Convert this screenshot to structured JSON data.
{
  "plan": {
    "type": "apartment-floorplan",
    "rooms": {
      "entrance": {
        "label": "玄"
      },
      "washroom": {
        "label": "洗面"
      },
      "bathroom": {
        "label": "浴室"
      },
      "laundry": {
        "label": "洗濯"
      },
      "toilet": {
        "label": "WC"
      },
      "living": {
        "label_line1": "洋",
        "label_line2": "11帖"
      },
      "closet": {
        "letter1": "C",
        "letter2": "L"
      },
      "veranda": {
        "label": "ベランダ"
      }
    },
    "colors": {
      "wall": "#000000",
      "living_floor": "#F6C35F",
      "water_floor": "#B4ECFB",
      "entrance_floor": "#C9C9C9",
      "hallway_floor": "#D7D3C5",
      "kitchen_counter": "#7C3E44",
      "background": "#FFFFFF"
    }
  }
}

--- --- ---

Written exercise: Copy out all the entries shown above, character for character.

Task response:
Convert this screenshot to structured JSON data.
{
  "plan": {
    "type": "apartment-floorplan",
    "rooms": {
      "entrance": {
        "label": "玄"
      },
      "washroom": {
        "label": "洗面"
      },
      "bathroom": {
        "label": "浴室"
      },
      "laundry": {
        "label": "洗濯"
      },
      "toilet": {
        "label": "WC"
      },
      "living": {
        "label_line1": "洋",
        "label_line2": "11帖"
      },
      "closet": {
        "letter1": "C",
        "letter2": "L"
      },
      "veranda": {
        "label": "ベランダ"
      }
    },
    "colors": {
      "wall": "#000000",
      "living_floor": "#F6C35F",
      "water_floor": "#B4ECFB",
      "entrance_floor": "#C9C9C9",
      "hallway_floor": "#D7D3C5",
      "kitchen_counter": "#7C3E44",
      "background": "#FFFFFF"
    }
  }
}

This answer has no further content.